#### DATA SHOWN

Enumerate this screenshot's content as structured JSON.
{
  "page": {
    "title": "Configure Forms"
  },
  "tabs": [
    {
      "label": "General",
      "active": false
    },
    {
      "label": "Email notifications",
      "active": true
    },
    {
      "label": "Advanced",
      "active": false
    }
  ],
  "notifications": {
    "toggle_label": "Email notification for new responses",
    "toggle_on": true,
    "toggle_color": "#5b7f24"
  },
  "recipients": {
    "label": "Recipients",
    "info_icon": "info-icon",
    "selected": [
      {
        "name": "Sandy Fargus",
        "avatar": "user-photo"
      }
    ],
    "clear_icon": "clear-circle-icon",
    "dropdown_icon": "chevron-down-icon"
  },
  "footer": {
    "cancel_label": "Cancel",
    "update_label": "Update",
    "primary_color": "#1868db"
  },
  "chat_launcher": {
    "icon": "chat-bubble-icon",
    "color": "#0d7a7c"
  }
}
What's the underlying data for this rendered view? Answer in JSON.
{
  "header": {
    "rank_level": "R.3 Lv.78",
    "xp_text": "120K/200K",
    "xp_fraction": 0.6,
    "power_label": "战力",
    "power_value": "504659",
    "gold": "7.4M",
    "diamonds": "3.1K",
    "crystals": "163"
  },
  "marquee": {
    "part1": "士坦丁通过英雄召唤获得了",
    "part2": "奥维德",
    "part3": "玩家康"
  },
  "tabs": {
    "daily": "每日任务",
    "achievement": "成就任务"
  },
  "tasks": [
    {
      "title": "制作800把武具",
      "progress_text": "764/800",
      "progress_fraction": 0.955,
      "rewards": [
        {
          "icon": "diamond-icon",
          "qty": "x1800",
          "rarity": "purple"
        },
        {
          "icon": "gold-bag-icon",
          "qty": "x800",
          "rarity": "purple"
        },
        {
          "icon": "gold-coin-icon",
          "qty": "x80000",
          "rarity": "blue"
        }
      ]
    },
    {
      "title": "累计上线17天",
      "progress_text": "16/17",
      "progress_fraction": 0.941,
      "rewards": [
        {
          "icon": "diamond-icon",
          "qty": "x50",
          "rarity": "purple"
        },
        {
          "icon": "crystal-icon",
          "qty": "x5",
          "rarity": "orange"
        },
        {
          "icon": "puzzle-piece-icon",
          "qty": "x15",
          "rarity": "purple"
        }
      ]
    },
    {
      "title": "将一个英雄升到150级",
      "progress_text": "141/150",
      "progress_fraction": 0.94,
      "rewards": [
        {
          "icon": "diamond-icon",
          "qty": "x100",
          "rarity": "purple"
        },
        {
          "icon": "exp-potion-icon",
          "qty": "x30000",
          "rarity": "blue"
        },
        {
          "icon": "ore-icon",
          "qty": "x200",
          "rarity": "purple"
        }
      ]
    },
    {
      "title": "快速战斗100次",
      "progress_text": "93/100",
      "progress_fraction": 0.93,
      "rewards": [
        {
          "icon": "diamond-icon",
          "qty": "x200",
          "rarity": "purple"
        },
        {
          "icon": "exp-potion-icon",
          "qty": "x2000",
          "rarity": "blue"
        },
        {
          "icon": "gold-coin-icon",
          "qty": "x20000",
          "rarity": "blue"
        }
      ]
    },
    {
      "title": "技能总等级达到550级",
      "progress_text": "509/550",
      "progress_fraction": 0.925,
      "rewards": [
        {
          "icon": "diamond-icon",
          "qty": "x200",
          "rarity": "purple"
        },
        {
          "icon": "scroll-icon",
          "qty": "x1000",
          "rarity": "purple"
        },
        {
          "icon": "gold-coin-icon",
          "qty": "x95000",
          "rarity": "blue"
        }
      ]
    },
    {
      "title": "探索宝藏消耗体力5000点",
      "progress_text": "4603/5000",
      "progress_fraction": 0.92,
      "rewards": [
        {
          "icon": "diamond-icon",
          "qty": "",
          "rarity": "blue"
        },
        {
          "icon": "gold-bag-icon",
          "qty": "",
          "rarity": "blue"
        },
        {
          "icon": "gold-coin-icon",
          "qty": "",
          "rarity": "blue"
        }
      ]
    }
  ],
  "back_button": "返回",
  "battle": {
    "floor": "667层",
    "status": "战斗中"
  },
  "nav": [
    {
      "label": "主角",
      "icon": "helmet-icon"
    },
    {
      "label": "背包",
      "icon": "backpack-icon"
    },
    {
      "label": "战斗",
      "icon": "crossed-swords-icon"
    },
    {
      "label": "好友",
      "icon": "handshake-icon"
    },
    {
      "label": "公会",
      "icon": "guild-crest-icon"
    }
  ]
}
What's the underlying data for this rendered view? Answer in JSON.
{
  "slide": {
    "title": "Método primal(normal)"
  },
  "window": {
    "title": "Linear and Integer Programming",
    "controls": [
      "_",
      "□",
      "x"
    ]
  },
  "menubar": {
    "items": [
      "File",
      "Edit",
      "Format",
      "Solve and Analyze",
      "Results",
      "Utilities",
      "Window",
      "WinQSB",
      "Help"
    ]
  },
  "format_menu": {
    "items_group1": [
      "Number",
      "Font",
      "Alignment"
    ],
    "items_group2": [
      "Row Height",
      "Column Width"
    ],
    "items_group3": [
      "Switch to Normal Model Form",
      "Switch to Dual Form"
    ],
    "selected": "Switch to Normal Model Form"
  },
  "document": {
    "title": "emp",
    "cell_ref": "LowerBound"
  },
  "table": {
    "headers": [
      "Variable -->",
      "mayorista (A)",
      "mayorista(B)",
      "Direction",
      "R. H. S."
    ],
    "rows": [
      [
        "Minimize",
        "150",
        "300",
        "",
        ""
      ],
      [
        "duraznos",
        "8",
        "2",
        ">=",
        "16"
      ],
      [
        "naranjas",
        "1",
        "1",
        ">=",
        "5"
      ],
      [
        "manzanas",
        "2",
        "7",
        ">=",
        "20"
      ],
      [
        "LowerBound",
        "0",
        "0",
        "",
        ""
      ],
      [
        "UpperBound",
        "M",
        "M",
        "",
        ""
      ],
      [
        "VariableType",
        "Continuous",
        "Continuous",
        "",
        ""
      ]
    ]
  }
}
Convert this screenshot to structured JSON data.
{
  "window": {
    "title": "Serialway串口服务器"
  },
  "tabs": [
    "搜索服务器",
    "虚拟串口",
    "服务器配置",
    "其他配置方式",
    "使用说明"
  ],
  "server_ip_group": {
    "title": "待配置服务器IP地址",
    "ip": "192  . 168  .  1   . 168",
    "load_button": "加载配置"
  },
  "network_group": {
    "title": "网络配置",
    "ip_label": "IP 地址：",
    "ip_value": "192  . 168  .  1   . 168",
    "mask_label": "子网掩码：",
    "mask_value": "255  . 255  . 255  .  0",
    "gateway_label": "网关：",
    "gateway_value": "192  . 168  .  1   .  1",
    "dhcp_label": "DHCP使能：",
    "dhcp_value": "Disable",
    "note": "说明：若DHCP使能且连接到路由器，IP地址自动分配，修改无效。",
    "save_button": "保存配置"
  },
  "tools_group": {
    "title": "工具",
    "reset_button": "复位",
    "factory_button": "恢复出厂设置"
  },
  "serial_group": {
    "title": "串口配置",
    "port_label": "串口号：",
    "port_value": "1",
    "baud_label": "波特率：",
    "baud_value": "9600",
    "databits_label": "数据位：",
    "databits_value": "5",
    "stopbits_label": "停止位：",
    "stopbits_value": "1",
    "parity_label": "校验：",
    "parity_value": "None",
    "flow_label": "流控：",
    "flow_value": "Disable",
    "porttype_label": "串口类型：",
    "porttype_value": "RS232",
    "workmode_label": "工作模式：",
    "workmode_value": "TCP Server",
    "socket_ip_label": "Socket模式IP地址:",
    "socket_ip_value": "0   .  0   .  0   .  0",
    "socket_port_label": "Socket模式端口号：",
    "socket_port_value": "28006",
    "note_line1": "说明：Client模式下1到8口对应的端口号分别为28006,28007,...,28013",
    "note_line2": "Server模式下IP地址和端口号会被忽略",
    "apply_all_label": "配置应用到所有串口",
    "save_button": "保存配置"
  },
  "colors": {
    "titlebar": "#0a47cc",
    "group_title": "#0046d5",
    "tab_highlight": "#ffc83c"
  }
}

#### TASK DIRECTIONS
List every line above containing the word "selected".

#### WRITTEN RESPONSE
    "selected": [
    "selected": "Switch to Normal Model Form"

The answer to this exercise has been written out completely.